Given problem:
Every record below should be printed exactly as it appears.

[Start of Input data]

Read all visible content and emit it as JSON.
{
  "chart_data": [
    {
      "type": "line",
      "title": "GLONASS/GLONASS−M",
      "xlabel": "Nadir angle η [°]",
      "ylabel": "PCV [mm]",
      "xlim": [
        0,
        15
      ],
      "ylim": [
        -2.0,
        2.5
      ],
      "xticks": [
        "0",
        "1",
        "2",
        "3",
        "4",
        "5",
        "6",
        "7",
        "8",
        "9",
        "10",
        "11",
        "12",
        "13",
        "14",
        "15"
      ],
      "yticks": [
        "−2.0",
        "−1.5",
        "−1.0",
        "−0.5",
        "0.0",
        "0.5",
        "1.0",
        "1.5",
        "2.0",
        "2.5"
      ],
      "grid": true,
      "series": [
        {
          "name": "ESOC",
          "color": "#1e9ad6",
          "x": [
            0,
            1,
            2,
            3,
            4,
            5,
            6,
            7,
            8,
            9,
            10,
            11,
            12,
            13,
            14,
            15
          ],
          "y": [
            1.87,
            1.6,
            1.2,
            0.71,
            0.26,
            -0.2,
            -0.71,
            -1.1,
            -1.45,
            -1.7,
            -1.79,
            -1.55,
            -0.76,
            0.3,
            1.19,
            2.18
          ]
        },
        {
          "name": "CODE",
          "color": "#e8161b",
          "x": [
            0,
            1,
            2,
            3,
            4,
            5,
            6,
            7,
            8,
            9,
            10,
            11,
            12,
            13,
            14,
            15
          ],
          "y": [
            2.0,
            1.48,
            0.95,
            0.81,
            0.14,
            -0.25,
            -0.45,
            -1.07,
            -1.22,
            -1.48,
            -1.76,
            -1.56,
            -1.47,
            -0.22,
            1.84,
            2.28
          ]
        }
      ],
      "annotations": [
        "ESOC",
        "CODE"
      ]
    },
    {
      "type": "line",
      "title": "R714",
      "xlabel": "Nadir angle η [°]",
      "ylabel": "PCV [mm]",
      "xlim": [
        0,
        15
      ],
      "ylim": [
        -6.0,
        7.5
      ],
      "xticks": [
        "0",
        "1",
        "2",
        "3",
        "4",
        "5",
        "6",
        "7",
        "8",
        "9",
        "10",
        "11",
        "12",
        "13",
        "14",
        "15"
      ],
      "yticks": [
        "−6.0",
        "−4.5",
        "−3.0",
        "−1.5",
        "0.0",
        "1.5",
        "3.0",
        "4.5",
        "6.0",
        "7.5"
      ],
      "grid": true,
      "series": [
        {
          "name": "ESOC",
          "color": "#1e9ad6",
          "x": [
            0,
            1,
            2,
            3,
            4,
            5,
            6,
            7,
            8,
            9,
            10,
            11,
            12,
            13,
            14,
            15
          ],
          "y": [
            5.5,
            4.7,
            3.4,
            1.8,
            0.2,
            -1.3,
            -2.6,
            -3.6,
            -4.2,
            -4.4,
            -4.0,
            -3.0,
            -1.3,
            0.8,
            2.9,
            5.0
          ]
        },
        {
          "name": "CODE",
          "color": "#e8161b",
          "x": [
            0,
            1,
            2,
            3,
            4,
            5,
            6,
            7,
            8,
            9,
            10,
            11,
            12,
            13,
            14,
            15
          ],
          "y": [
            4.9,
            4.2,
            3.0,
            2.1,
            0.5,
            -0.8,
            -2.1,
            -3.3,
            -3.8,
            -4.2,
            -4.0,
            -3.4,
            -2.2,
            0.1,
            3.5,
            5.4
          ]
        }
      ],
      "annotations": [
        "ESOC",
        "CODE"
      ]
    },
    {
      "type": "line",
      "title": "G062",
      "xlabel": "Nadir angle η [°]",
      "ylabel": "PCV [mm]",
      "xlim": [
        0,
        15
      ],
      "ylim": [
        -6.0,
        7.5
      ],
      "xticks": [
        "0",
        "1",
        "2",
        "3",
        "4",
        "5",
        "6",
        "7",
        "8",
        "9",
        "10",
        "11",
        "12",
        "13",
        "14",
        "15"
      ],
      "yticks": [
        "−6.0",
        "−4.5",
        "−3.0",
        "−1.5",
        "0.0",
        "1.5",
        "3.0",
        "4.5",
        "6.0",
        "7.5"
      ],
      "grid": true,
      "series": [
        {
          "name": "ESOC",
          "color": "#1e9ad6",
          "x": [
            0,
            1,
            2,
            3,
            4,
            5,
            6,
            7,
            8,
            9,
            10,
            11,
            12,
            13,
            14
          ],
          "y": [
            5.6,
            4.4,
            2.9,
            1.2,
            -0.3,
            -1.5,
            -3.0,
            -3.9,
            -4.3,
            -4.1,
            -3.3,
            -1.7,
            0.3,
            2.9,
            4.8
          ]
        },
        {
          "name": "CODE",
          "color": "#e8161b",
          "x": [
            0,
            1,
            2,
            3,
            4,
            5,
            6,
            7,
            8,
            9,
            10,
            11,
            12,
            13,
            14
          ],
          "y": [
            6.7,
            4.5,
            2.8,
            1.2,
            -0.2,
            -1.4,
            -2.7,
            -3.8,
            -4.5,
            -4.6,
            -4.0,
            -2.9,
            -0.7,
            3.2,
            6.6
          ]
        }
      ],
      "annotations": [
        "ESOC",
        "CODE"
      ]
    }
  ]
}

[End of Input data]

Output below:
Read all visible content and emit it as JSON.
{
  "chart_data": [
    {
      "type": "line",
      "title": "GLONASS/GLONASS−M",
      "xlabel": "Nadir angle η [°]",
      "ylabel": "PCV [mm]",
      "xlim": [
        0,
        15
      ],
      "ylim": [
        -2.0,
        2.5
      ],
      "xticks": [
        "0",
        "1",
        "2",
        "3",
        "4",
        "5",
        "6",
        "7",
        "8",
        "9",
        "10",
        "11",
        "12",
        "13",
        "14",
        "15"
      ],
      "yticks": [
        "−2.0",
        "−1.5",
        "−1.0",
        "−0.5",
        "0.0",
        "0.5",
        "1.0",
        "1.5",
        "2.0",
        "2.5"
      ],
      "grid": true,
      "series": [
        {
          "name": "ESOC",
          "color": "#1e9ad6",
          "x": [
            0,
            1,
            2,
            3,
            4,
            5,
            6,
            7,
            8,
            9,
            10,
            11,
            12,
            13,
            14,
            15
          ],
          "y": [
            1.87,
            1.6,
            1.2,
            0.71,
            0.26,
            -0.2,
            -0.71,
            -1.1,
            -1.45,
            -1.7,
            -1.79,
            -1.55,
            -0.76,
            0.3,
            1.19,
            2.18
          ]
        },
        {
          "name": "CODE",
          "color": "#e8161b",
          "x": [
            0,
            1,
            2,
            3,
            4,
            5,
            6,
            7,
            8,
            9,
            10,
            11,
            12,
            13,
            14,
            15
          ],
          "y": [
            2.0,
            1.48,
            0.95,
            0.81,
            0.14,
            -0.25,
            -0.45,
            -1.07,
            -1.22,
            -1.48,
            -1.76,
            -1.56,
            -1.47,
            -0.22,
            1.84,
            2.28
          ]
        }
      ],
      "annotations": [
        "ESOC",
        "CODE"
      ]
    },
    {
      "type": "line",
      "title": "R714",
      "xlabel": "Nadir angle η [°]",
      "ylabel": "PCV [mm]",
      "xlim": [
        0,
        15
      ],
      "ylim": [
        -6.0,
        7.5
      ],
      "xticks": [
        "0",
        "1",
        "2",
        "3",
        "4",
        "5",
        "6",
        "7",
        "8",
        "9",
        "10",
        "11",
        "12",
        "13",
        "14",
        "15"
      ],
      "yticks": [
        "−6.0",
        "−4.5",
        "−3.0",
        "−1.5",
        "0.0",
        "1.5",
        "3.0",
        "4.5",
        "6.0",
        "7.5"
      ],
      "grid": true,
      "series": [
        {
          "name": "ESOC",
          "color": "#1e9ad6",
          "x": [
            0,
            1,
            2,
            3,
            4,
            5,
            6,
            7,
            8,
            9,
            10,
            11,
            12,
            13,
            14,
            15
          ],
          "y": [
            5.5,
            4.7,
            3.4,
            1.8,
            0.2,
            -1.3,
            -2.6,
            -3.6,
            -4.2,
            -4.4,
            -4.0,
            -3.0,
            -1.3,
            0.8,
            2.9,
            5.0
          ]
        },
        {
          "name": "CODE",
          "color": "#e8161b",
          "x": [
            0,
            1,
            2,
            3,
            4,
            5,
            6,
            7,
            8,
            9,
            10,
            11,
            12,
            13,
            14,
            15
          ],
          "y": [
            4.9,
            4.2,
            3.0,
            2.1,
            0.5,
            -0.8,
            -2.1,
            -3.3,
            -3.8,
            -4.2,
            -4.0,
            -3.4,
            -2.2,
            0.1,
            3.5,
            5.4
          ]
        }
      ],
      "annotations": [
        "ESOC",
        "CODE"
      ]
    },
    {
      "type": "line",
      "title": "G062",
      "xlabel": "Nadir angle η [°]",
      "ylabel": "PCV [mm]",
      "xlim": [
        0,
        15
      ],
      "ylim": [
        -6.0,
        7.5
      ],
      "xticks": [
        "0",
        "1",
        "2",
        "3",
        "4",
        "5",
        "6",
        "7",
        "8",
        "9",
        "10",
        "11",
        "12",
        "13",
        "14",
        "15"
      ],
      "yticks": [
        "−6.0",
        "−4.5",
        "−3.0",
        "−1.5",
        "0.0",
        "1.5",
        "3.0",
        "4.5",
        "6.0",
        "7.5"
      ],
      "grid": true,
      "series": [
        {
          "name": "ESOC",
          "color": "#1e9ad6",
          "x": [
            0,
            1,
            2,
            3,
            4,
            5,
            6,
            7,
            8,
            9,
            10,
            11,
            12,
            13,
            14
          ],
          "y": [
            5.6,
            4.4,
            2.9,
            1.2,
            -0.3,
            -1.5,
            -3.0,
            -3.9,
            -4.3,
            -4.1,
            -3.3,
            -1.7,
            0.3,
            2.9,
            4.8
          ]
        },
        {
          "name": "CODE",
          "color": "#e8161b",
          "x": [
            0,
            1,
            2,
            3,
            4,
            5,
            6,
            7,
            8,
            9,
            10,
            11,
            12,
            13,
            14
          ],
          "y": [
            6.7,
            4.5,
            2.8,
            1.2,
            -0.2,
            -1.4,
            -2.7,
            -3.8,
            -4.5,
            -4.6,
            -4.0,
            -2.9,
            -0.7,
            3.2,
            6.6
          ]
        }
      ],
      "annotations": [
        "ESOC",
        "CODE"
      ]
    }
  ]
}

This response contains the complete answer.